» **Task**: Would you output the whole listing below, exactly as it reads?

» **Data shown**:
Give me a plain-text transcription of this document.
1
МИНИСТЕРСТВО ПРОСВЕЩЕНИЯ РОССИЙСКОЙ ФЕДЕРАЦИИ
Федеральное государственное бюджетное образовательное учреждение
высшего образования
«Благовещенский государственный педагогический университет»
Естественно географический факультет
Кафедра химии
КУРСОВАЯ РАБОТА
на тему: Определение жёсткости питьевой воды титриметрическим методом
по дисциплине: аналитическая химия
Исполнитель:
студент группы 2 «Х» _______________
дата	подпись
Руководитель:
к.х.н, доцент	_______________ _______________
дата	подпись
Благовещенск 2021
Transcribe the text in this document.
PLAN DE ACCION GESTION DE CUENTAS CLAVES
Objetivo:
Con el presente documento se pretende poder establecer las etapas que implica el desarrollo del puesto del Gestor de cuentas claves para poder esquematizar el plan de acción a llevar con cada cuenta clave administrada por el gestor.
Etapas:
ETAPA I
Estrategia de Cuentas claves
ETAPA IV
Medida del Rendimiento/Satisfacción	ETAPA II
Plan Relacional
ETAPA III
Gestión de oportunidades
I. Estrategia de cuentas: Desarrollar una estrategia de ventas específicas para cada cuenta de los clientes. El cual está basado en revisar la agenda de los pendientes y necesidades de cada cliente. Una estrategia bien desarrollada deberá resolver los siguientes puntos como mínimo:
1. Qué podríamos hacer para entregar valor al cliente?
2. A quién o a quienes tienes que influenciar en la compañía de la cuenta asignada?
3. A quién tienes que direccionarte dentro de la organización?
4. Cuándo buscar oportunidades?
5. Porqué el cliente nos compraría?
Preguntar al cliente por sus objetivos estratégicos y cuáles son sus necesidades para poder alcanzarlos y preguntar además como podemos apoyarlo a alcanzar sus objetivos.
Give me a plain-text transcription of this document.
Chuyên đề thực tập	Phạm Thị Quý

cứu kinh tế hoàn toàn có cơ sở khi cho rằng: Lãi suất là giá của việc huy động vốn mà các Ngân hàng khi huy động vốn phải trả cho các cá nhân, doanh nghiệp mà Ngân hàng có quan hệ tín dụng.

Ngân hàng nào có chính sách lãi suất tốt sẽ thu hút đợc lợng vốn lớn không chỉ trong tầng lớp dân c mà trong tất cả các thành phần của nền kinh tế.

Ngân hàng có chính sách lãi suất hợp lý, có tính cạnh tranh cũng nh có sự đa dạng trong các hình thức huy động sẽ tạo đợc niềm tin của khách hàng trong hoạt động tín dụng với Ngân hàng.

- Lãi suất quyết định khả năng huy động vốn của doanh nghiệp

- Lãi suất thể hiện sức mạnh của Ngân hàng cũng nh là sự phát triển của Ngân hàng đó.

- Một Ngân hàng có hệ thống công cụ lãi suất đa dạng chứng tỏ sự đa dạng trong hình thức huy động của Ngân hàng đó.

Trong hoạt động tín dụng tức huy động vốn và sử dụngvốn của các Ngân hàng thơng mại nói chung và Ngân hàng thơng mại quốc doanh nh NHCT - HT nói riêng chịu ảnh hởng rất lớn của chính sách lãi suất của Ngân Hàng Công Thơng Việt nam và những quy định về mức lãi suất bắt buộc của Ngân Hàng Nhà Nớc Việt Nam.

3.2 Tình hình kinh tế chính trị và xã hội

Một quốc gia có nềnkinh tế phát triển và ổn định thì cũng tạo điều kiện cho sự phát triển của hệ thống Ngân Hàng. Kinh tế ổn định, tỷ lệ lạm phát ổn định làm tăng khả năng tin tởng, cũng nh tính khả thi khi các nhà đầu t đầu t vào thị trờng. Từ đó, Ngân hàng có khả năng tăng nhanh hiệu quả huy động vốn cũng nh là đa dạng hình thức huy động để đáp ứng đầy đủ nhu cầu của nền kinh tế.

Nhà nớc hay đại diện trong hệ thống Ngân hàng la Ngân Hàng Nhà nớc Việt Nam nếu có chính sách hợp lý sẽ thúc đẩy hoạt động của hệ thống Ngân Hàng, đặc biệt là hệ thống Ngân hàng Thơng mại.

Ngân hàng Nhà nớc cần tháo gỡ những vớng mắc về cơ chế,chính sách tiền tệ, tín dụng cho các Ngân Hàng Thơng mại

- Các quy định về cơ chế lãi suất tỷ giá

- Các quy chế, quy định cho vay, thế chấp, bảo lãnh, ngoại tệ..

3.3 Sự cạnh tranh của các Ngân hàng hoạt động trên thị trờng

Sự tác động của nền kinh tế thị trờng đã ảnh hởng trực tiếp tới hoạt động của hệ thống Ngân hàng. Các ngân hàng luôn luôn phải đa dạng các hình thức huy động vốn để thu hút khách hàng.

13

» **The reply**:
Give me a plain-text transcription of this document.
1
МИНИСТЕРСТВО ПРОСВЕЩЕНИЯ РОССИЙСКОЙ ФЕДЕРАЦИИ
Федеральное государственное бюджетное образовательное учреждение
высшего образования
«Благовещенский государственный педагогический университет»
Естественно географический факультет
Кафедра химии
КУРСОВАЯ РАБОТА
на тему: Определение жёсткости питьевой воды титриметрическим методом
по дисциплине: аналитическая химия
Исполнитель:
студент группы 2 «Х» _______________
дата	подпись
Руководитель:
к.х.н, доцент	_______________ _______________
дата	подпись
Благовещенск 2021
Transcribe the text in this document.
PLAN DE ACCION GESTION DE CUENTAS CLAVES
Objetivo:
Con el presente documento se pretende poder establecer las etapas que implica el desarrollo del puesto del Gestor de cuentas claves para poder esquematizar el plan de acción a llevar con cada cuenta clave administrada por el gestor.
Etapas:
ETAPA I
Estrategia de Cuentas claves
ETAPA IV
Medida del Rendimiento/Satisfacción	ETAPA II
Plan Relacional
ETAPA III
Gestión de oportunidades
I. Estrategia de cuentas: Desarrollar una estrategia de ventas específicas para cada cuenta de los clientes. El cual está basado en revisar la agenda de los pendientes y necesidades de cada cliente. Una estrategia bien desarrollada deberá resolver los siguientes puntos como mínimo:
1. Qué podríamos hacer para entregar valor al cliente?
2. A quién o a quienes tienes que influenciar en la compañía de la cuenta asignada?
3. A quién tienes que direccionarte dentro de la organización?
4. Cuándo buscar oportunidades?
5. Porqué el cliente nos compraría?
Preguntar al cliente por sus objetivos estratégicos y cuáles son sus necesidades para poder alcanzarlos y preguntar además como podemos apoyarlo a alcanzar sus objetivos.
Give me a plain-text transcription of this document.
Chuyên đề thực tập	Phạm Thị Quý

cứu kinh tế hoàn toàn có cơ sở khi cho rằng: Lãi suất là giá của việc huy động vốn mà các Ngân hàng khi huy động vốn phải trả cho các cá nhân, doanh nghiệp mà Ngân hàng có quan hệ tín dụng.

Ngân hàng nào có chính sách lãi suất tốt sẽ thu hút đợc lợng vốn lớn không chỉ trong tầng lớp dân c mà trong tất cả các thành phần của nền kinh tế.

Ngân hàng có chính sách lãi suất hợp lý, có tính cạnh tranh cũng nh có sự đa dạng trong các hình thức huy động sẽ tạo đợc niềm tin của khách hàng trong hoạt động tín dụng với Ngân hàng.

- Lãi suất quyết định khả năng huy động vốn của doanh nghiệp

- Lãi suất thể hiện sức mạnh của Ngân hàng cũng nh là sự phát triển của Ngân hàng đó.

- Một Ngân hàng có hệ thống công cụ lãi suất đa dạng chứng tỏ sự đa dạng trong hình thức huy động của Ngân hàng đó.

Trong hoạt động tín dụng tức huy động vốn và sử dụngvốn của các Ngân hàng thơng mại nói chung và Ngân hàng thơng mại quốc doanh nh NHCT - HT nói riêng chịu ảnh hởng rất lớn của chính sách lãi suất của Ngân Hàng Công Thơng Việt nam và những quy định về mức lãi suất bắt buộc của Ngân Hàng Nhà Nớc Việt Nam.

3.2 Tình hình kinh tế chính trị và xã hội

Một quốc gia có nềnkinh tế phát triển và ổn định thì cũng tạo điều kiện cho sự phát triển của hệ thống Ngân Hàng. Kinh tế ổn định, tỷ lệ lạm phát ổn định làm tăng khả năng tin tởng, cũng nh tính khả thi khi các nhà đầu t đầu t vào thị trờng. Từ đó, Ngân hàng có khả năng tăng nhanh hiệu quả huy động vốn cũng nh là đa dạng hình thức huy động để đáp ứng đầy đủ nhu cầu của nền kinh tế.

Nhà nớc hay đại diện trong hệ thống Ngân hàng la Ngân Hàng Nhà nớc Việt Nam nếu có chính sách hợp lý sẽ thúc đẩy hoạt động của hệ thống Ngân Hàng, đặc biệt là hệ thống Ngân hàng Thơng mại.

Ngân hàng Nhà nớc cần tháo gỡ những vớng mắc về cơ chế,chính sách tiền tệ, tín dụng cho các Ngân Hàng Thơng mại

- Các quy định về cơ chế lãi suất tỷ giá

- Các quy chế, quy định cho vay, thế chấp, bảo lãnh, ngoại tệ..

3.3 Sự cạnh tranh của các Ngân hàng hoạt động trên thị trờng

Sự tác động của nền kinh tế thị trờng đã ảnh hởng trực tiếp tới hoạt động của hệ thống Ngân hàng. Các ngân hàng luôn luôn phải đa dạng các hình thức huy động vốn để thu hút khách hàng.

13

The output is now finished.